> _Task objective_:
Below are records to repeat exactly. Omit the pictures from the copy.

** BEGIN Dataset extract **

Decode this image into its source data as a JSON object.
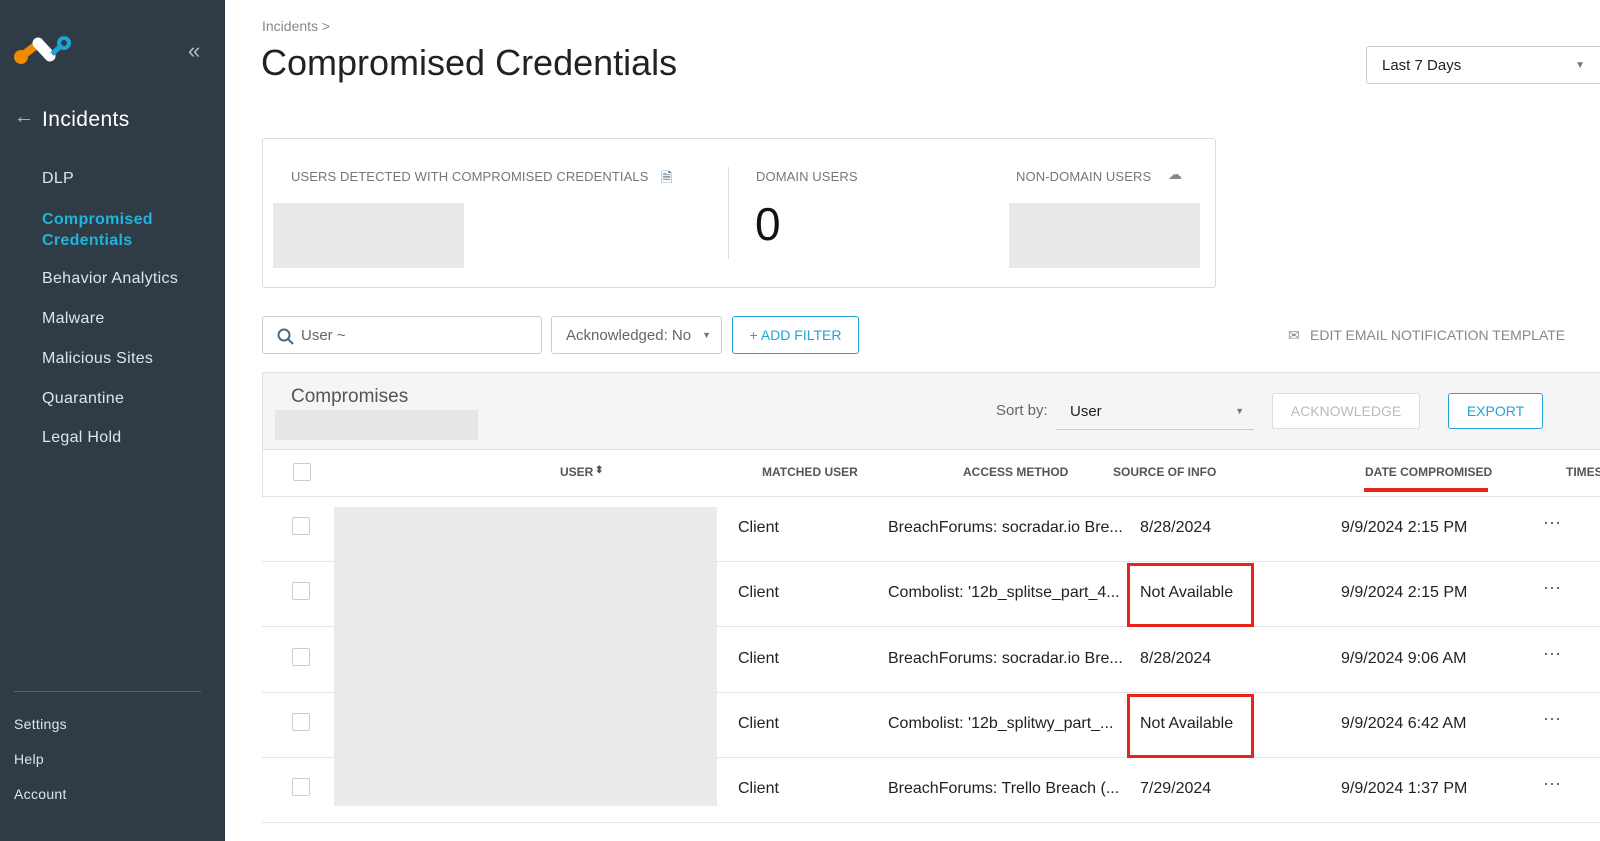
{
  "sidebar": {
    "back_label": "Incidents",
    "items": [
      {
        "label": "DLP"
      },
      {
        "label": "Compromised Credentials"
      },
      {
        "label": "Behavior Analytics"
      },
      {
        "label": "Malware"
      },
      {
        "label": "Malicious Sites"
      },
      {
        "label": "Quarantine"
      },
      {
        "label": "Legal Hold"
      }
    ],
    "active": "Compromised Credentials",
    "bottom": [
      {
        "label": "Settings"
      },
      {
        "label": "Help"
      },
      {
        "label": "Account"
      }
    ]
  },
  "header": {
    "breadcrumb": "Incidents >",
    "title": "Compromised Credentials",
    "range": "Last 7 Days"
  },
  "summary": {
    "users_detected_label": "USERS DETECTED WITH COMPROMISED CREDENTIALS",
    "domain_users_label": "DOMAIN USERS",
    "domain_users_value": "0",
    "non_domain_label": "NON-DOMAIN USERS"
  },
  "filters": {
    "search_placeholder": "User ~",
    "acknowledged": "Acknowledged: No",
    "add_filter": "+ ADD FILTER",
    "edit_email": "EDIT EMAIL NOTIFICATION TEMPLATE"
  },
  "panel": {
    "title": "Compromises",
    "sort_label": "Sort by:",
    "sort_value": "User",
    "acknowledge": "ACKNOWLEDGE",
    "export": "EXPORT"
  },
  "table": {
    "columns": [
      "USER",
      "MATCHED USER",
      "ACCESS METHOD",
      "SOURCE OF INFO",
      "DATE COMPROMISED",
      "TIMESTAMP"
    ],
    "rows": [
      {
        "access": "Client",
        "source": "BreachForums: socradar.io Bre...",
        "date": "8/28/2024",
        "timestamp": "9/9/2024 2:15 PM"
      },
      {
        "access": "Client",
        "source": "Combolist: '12b_splitse_part_4...",
        "date": "Not Available",
        "timestamp": "9/9/2024 2:15 PM"
      },
      {
        "access": "Client",
        "source": "BreachForums: socradar.io Bre...",
        "date": "8/28/2024",
        "timestamp": "9/9/2024 9:06 AM"
      },
      {
        "access": "Client",
        "source": "Combolist: '12b_splitwy_part_...",
        "date": "Not Available",
        "timestamp": "9/9/2024 6:42 AM"
      },
      {
        "access": "Client",
        "source": "BreachForums: Trello Breach (...",
        "date": "7/29/2024",
        "timestamp": "9/9/2024 1:37 PM"
      }
    ]
  },
  "colors": {
    "accent": "#1fb3e0",
    "sidebar": "#2f3c46",
    "highlight": "#e8231b"
  }
}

** END Dataset extract **

> _The solution_:
Decode this image into its source data as a JSON object.
{
  "sidebar": {
    "back_label": "Incidents",
    "items": [
      {
        "label": "DLP"
      },
      {
        "label": "Compromised Credentials"
      },
      {
        "label": "Behavior Analytics"
      },
      {
        "label": "Malware"
      },
      {
        "label": "Malicious Sites"
      },
      {
        "label": "Quarantine"
      },
      {
        "label": "Legal Hold"
      }
    ],
    "active": "Compromised Credentials",
    "bottom": [
      {
        "label": "Settings"
      },
      {
        "label": "Help"
      },
      {
        "label": "Account"
      }
    ]
  },
  "header": {
    "breadcrumb": "Incidents >",
    "title": "Compromised Credentials",
    "range": "Last 7 Days"
  },
  "summary": {
    "users_detected_label": "USERS DETECTED WITH COMPROMISED CREDENTIALS",
    "domain_users_label": "DOMAIN USERS",
    "domain_users_value": "0",
    "non_domain_label": "NON-DOMAIN USERS"
  },
  "filters": {
    "search_placeholder": "User ~",
    "acknowledged": "Acknowledged: No",
    "add_filter": "+ ADD FILTER",
    "edit_email": "EDIT EMAIL NOTIFICATION TEMPLATE"
  },
  "panel": {
    "title": "Compromises",
    "sort_label": "Sort by:",
    "sort_value": "User",
    "acknowledge": "ACKNOWLEDGE",
    "export": "EXPORT"
  },
  "table": {
    "columns": [
      "USER",
      "MATCHED USER",
      "ACCESS METHOD",
      "SOURCE OF INFO",
      "DATE COMPROMISED",
      "TIMESTAMP"
    ],
    "rows": [
      {
        "access": "Client",
        "source": "BreachForums: socradar.io Bre...",
        "date": "8/28/2024",
        "timestamp": "9/9/2024 2:15 PM"
      },
      {
        "access": "Client",
        "source": "Combolist: '12b_splitse_part_4...",
        "date": "Not Available",
        "timestamp": "9/9/2024 2:15 PM"
      },
      {
        "access": "Client",
        "source": "BreachForums: socradar.io Bre...",
        "date": "8/28/2024",
        "timestamp": "9/9/2024 9:06 AM"
      },
      {
        "access": "Client",
        "source": "Combolist: '12b_splitwy_part_...",
        "date": "Not Available",
        "timestamp": "9/9/2024 6:42 AM"
      },
      {
        "access": "Client",
        "source": "BreachForums: Trello Breach (...",
        "date": "7/29/2024",
        "timestamp": "9/9/2024 1:37 PM"
      }
    ]
  },
  "colors": {
    "accent": "#1fb3e0",
    "sidebar": "#2f3c46",
    "highlight": "#e8231b"
  }
}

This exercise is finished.